==== Data to examine ====
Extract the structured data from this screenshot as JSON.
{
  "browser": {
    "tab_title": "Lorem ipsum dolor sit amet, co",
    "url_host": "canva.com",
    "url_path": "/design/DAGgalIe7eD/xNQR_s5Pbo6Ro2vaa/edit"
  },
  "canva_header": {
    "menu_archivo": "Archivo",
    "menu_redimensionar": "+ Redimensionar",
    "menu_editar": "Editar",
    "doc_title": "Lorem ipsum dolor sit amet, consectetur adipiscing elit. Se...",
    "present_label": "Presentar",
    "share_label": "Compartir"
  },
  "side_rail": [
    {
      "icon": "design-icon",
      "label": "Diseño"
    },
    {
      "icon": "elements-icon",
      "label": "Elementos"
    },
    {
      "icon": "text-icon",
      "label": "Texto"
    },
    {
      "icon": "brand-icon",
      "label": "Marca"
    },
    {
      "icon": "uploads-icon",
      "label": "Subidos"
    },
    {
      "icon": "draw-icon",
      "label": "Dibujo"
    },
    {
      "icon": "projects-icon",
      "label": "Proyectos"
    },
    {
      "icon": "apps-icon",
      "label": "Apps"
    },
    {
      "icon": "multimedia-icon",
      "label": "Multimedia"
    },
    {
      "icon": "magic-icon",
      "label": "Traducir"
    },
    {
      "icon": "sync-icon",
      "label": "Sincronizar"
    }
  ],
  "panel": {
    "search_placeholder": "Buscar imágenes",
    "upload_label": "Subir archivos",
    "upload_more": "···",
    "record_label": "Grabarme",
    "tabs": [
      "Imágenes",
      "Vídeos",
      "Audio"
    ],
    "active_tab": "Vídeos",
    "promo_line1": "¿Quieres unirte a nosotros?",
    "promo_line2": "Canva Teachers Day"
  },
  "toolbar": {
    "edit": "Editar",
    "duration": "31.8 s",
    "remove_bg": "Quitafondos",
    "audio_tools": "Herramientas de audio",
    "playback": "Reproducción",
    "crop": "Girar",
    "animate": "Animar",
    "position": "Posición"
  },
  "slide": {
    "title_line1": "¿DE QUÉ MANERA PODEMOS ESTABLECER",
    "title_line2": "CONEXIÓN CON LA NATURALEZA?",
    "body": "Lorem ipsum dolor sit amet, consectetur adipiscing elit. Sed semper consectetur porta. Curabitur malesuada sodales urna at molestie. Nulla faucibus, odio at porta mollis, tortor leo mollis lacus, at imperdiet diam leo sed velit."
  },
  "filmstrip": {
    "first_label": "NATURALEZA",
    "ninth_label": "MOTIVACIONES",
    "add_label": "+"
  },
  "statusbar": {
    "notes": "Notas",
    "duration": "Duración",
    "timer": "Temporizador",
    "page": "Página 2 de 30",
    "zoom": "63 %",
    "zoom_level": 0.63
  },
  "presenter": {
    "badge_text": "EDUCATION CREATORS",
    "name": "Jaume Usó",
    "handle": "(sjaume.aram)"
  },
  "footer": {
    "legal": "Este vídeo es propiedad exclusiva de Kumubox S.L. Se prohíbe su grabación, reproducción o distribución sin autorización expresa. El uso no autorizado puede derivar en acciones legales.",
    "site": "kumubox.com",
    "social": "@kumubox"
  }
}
====
=== Problem to work on ===
The required result is a verbatim copy of all the entries.

=== Finished exercise ===
Extract the structured data from this screenshot as JSON.
{
  "browser": {
    "tab_title": "Lorem ipsum dolor sit amet, co",
    "url_host": "canva.com",
    "url_path": "/design/DAGgalIe7eD/xNQR_s5Pbo6Ro2vaa/edit"
  },
  "canva_header": {
    "menu_archivo": "Archivo",
    "menu_redimensionar": "+ Redimensionar",
    "menu_editar": "Editar",
    "doc_title": "Lorem ipsum dolor sit amet, consectetur adipiscing elit. Se...",
    "present_label": "Presentar",
    "share_label": "Compartir"
  },
  "side_rail": [
    {
      "icon": "design-icon",
      "label": "Diseño"
    },
    {
      "icon": "elements-icon",
      "label": "Elementos"
    },
    {
      "icon": "text-icon",
      "label": "Texto"
    },
    {
      "icon": "brand-icon",
      "label": "Marca"
    },
    {
      "icon": "uploads-icon",
      "label": "Subidos"
    },
    {
      "icon": "draw-icon",
      "label": "Dibujo"
    },
    {
      "icon": "projects-icon",
      "label": "Proyectos"
    },
    {
      "icon": "apps-icon",
      "label": "Apps"
    },
    {
      "icon": "multimedia-icon",
      "label": "Multimedia"
    },
    {
      "icon": "magic-icon",
      "label": "Traducir"
    },
    {
      "icon": "sync-icon",
      "label": "Sincronizar"
    }
  ],
  "panel": {
    "search_placeholder": "Buscar imágenes",
    "upload_label": "Subir archivos",
    "upload_more": "···",
    "record_label": "Grabarme",
    "tabs": [
      "Imágenes",
      "Vídeos",
      "Audio"
    ],
    "active_tab": "Vídeos",
    "promo_line1": "¿Quieres unirte a nosotros?",
    "promo_line2": "Canva Teachers Day"
  },
  "toolbar": {
    "edit": "Editar",
    "duration": "31.8 s",
    "remove_bg": "Quitafondos",
    "audio_tools": "Herramientas de audio",
    "playback": "Reproducción",
    "crop": "Girar",
    "animate": "Animar",
    "position": "Posición"
  },
  "slide": {
    "title_line1": "¿DE QUÉ MANERA PODEMOS ESTABLECER",
    "title_line2": "CONEXIÓN CON LA NATURALEZA?",
    "body": "Lorem ipsum dolor sit amet, consectetur adipiscing elit. Sed semper consectetur porta. Curabitur malesuada sodales urna at molestie. Nulla faucibus, odio at porta mollis, tortor leo mollis lacus, at imperdiet diam leo sed velit."
  },
  "filmstrip": {
    "first_label": "NATURALEZA",
    "ninth_label": "MOTIVACIONES",
    "add_label": "+"
  },
  "statusbar": {
    "notes": "Notas",
    "duration": "Duración",
    "timer": "Temporizador",
    "page": "Página 2 de 30",
    "zoom": "63 %",
    "zoom_level": 0.63
  },
  "presenter": {
    "badge_text": "EDUCATION CREATORS",
    "name": "Jaume Usó",
    "handle": "(sjaume.aram)"
  },
  "footer": {
    "legal": "Este vídeo es propiedad exclusiva de Kumubox S.L. Se prohíbe su grabación, reproducción o distribución sin autorización expresa. El uso no autorizado puede derivar en acciones legales.",
    "site": "kumubox.com",
    "social": "@kumubox"
  }
}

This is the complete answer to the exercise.